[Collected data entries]

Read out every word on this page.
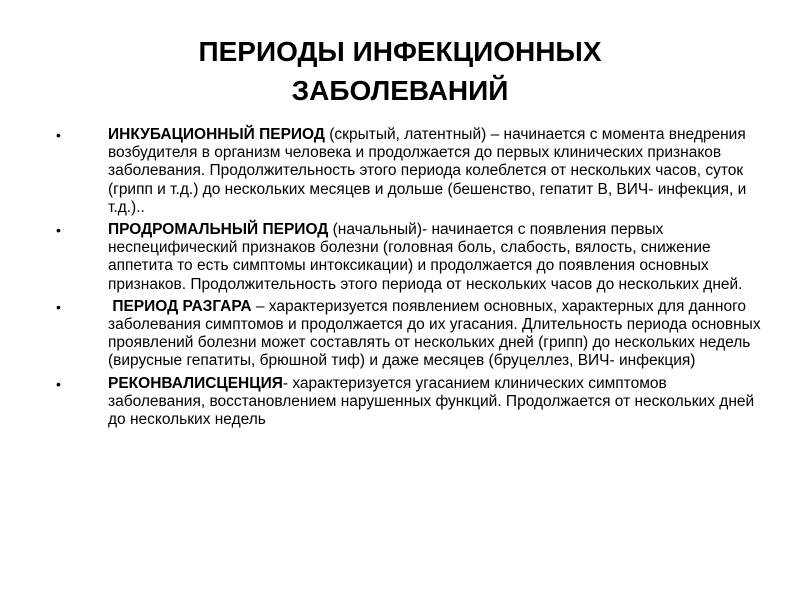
ПЕРИОДЫ ИНФЕКЦИОННЫХ
ЗАБОЛЕВАНИЙ
•	ИНКУБАЦИОННЫЙ ПЕРИОД (скрытый, латентный) – начинается с момента внедрения возбудителя в организм человека и продолжается до первых клинических признаков заболевания. Продолжительность этого периода колеблется от нескольких часов, суток (грипп и т.д.) до нескольких месяцев и дольше (бешенство, гепатит В, ВИЧ- инфекция, и т.д.)..
•	ПРОДРОМАЛЬНЫЙ ПЕРИОД (начальный)- начинается с появления первых неспецифический признаков болезни (головная боль, слабость, вялость, снижение аппетита то есть симптомы интоксикации) и продолжается до появления основных признаков. Продолжительность этого периода от нескольких часов до нескольких дней.
•	ПЕРИОД РАЗГАРА – характеризуется появлением основных, характерных для данного заболевания симптомов и продолжается до их угасания. Длительность периода основных проявлений болезни может составлять от нескольких дней (грипп) до нескольких недель (вирусные гепатиты, брюшной тиф) и даже месяцев (бруцеллез, ВИЧ- инфекция)
•	РЕКОНВАЛИСЦЕНЦИЯ- характеризуется угасанием клинических симптомов заболевания, восстановлением нарушенных функций. Продолжается от нескольких дней до нескольких недель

### YOUR INSTRUCTIONS:
Quote the material in full and exactly; do not carry over its pictures.

### WRITTEN RESPONSE:
Read out every word on this page.
ПЕРИОДЫ ИНФЕКЦИОННЫХ
ЗАБОЛЕВАНИЙ
•	ИНКУБАЦИОННЫЙ ПЕРИОД (скрытый, латентный) – начинается с момента внедрения возбудителя в организм человека и продолжается до первых клинических признаков заболевания. Продолжительность этого периода колеблется от нескольких часов, суток (грипп и т.д.) до нескольких месяцев и дольше (бешенство, гепатит В, ВИЧ- инфекция, и т.д.)..
•	ПРОДРОМАЛЬНЫЙ ПЕРИОД (начальный)- начинается с появления первых неспецифический признаков болезни (головная боль, слабость, вялость, снижение аппетита то есть симптомы интоксикации) и продолжается до появления основных признаков. Продолжительность этого периода от нескольких часов до нескольких дней.
•	ПЕРИОД РАЗГАРА – характеризуется появлением основных, характерных для данного заболевания симптомов и продолжается до их угасания. Длительность периода основных проявлений болезни может составлять от нескольких дней (грипп) до нескольких недель (вирусные гепатиты, брюшной тиф) и даже месяцев (бруцеллез, ВИЧ- инфекция)
•	РЕКОНВАЛИСЦЕНЦИЯ- характеризуется угасанием клинических симптомов заболевания, восстановлением нарушенных функций. Продолжается от нескольких дней до нескольких недель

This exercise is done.